[BEGIN]

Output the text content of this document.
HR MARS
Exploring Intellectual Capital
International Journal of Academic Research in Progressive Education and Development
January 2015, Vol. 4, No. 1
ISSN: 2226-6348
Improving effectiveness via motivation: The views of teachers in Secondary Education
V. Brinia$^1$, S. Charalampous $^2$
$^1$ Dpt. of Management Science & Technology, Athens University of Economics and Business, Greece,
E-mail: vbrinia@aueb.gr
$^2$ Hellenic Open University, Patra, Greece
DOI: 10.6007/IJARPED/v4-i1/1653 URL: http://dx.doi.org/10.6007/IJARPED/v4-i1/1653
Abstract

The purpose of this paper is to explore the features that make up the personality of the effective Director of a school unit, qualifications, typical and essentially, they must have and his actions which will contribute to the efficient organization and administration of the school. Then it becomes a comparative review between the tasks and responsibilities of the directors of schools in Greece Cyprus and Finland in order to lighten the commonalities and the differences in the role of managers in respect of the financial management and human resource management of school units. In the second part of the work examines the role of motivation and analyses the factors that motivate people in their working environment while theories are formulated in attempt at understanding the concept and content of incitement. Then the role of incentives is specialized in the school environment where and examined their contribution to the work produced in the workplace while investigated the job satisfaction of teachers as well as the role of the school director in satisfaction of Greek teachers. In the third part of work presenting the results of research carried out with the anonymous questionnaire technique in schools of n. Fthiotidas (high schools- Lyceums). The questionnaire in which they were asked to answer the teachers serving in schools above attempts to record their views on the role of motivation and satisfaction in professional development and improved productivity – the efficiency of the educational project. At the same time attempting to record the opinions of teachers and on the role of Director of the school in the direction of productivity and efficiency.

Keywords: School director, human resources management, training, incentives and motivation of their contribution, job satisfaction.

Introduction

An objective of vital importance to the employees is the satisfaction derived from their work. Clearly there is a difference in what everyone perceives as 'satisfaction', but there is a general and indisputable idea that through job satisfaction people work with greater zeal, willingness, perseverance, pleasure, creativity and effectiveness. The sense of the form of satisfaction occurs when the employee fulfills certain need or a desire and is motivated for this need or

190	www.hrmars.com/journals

[END]

## EXERCISE PROMPT
Type the material above out again, exactly.

## THE RESPONSE
Output the text content of this document.
HR MARS
Exploring Intellectual Capital
International Journal of Academic Research in Progressive Education and Development
January 2015, Vol. 4, No. 1
ISSN: 2226-6348
Improving effectiveness via motivation: The views of teachers in Secondary Education
V. Brinia$^1$, S. Charalampous $^2$
$^1$ Dpt. of Management Science & Technology, Athens University of Economics and Business, Greece,
E-mail: vbrinia@aueb.gr
$^2$ Hellenic Open University, Patra, Greece
DOI: 10.6007/IJARPED/v4-i1/1653 URL: http://dx.doi.org/10.6007/IJARPED/v4-i1/1653
Abstract

The purpose of this paper is to explore the features that make up the personality of the effective Director of a school unit, qualifications, typical and essentially, they must have and his actions which will contribute to the efficient organization and administration of the school. Then it becomes a comparative review between the tasks and responsibilities of the directors of schools in Greece Cyprus and Finland in order to lighten the commonalities and the differences in the role of managers in respect of the financial management and human resource management of school units. In the second part of the work examines the role of motivation and analyses the factors that motivate people in their working environment while theories are formulated in attempt at understanding the concept and content of incitement. Then the role of incentives is specialized in the school environment where and examined their contribution to the work produced in the workplace while investigated the job satisfaction of teachers as well as the role of the school director in satisfaction of Greek teachers. In the third part of work presenting the results of research carried out with the anonymous questionnaire technique in schools of n. Fthiotidas (high schools- Lyceums). The questionnaire in which they were asked to answer the teachers serving in schools above attempts to record their views on the role of motivation and satisfaction in professional development and improved productivity – the efficiency of the educational project. At the same time attempting to record the opinions of teachers and on the role of Director of the school in the direction of productivity and efficiency.

Keywords: School director, human resources management, training, incentives and motivation of their contribution, job satisfaction.

Introduction

An objective of vital importance to the employees is the satisfaction derived from their work. Clearly there is a difference in what everyone perceives as 'satisfaction', but there is a general and indisputable idea that through job satisfaction people work with greater zeal, willingness, perseverance, pleasure, creativity and effectiveness. The sense of the form of satisfaction occurs when the employee fulfills certain need or a desire and is motivated for this need or

190	www.hrmars.com/journals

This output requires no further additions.